--- TASK STATEMENT ---
Search the material for the word "William" and report each line where it turns up.

--- DATASET ---

^^^^

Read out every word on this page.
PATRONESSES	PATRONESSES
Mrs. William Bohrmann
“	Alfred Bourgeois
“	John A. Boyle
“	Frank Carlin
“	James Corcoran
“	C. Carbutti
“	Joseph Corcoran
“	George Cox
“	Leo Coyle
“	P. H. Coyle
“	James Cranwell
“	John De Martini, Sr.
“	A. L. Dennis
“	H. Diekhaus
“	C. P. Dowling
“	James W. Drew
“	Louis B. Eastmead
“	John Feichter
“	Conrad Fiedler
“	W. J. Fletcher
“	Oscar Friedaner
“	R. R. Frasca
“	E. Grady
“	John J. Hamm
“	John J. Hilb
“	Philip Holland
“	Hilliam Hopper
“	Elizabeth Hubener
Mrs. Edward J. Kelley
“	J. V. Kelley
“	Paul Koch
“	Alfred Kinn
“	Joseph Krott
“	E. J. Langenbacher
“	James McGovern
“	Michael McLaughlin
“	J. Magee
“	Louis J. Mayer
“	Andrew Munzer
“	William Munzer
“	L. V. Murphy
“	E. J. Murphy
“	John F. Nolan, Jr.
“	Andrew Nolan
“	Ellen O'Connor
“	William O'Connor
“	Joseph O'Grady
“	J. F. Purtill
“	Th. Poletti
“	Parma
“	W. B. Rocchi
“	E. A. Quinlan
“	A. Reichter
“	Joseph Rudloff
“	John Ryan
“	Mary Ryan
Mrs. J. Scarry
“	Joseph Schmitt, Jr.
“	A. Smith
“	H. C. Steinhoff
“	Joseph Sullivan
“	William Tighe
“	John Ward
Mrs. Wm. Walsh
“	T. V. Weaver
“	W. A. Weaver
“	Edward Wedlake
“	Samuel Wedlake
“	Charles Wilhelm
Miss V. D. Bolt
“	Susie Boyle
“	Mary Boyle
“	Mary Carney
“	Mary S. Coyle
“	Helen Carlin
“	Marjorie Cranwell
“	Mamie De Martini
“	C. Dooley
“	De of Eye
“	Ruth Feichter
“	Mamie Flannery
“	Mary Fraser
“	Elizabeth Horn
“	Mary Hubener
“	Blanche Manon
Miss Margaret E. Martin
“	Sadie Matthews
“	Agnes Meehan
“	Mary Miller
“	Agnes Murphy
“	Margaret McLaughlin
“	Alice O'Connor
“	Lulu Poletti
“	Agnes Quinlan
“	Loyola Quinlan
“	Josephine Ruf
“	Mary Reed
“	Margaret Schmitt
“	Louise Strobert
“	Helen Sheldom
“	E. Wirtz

^^^^

--- FINAL RESULT ---
Mrs. William Bohrmann
“	William Munzer
“	William O'Connor
“	William Tighe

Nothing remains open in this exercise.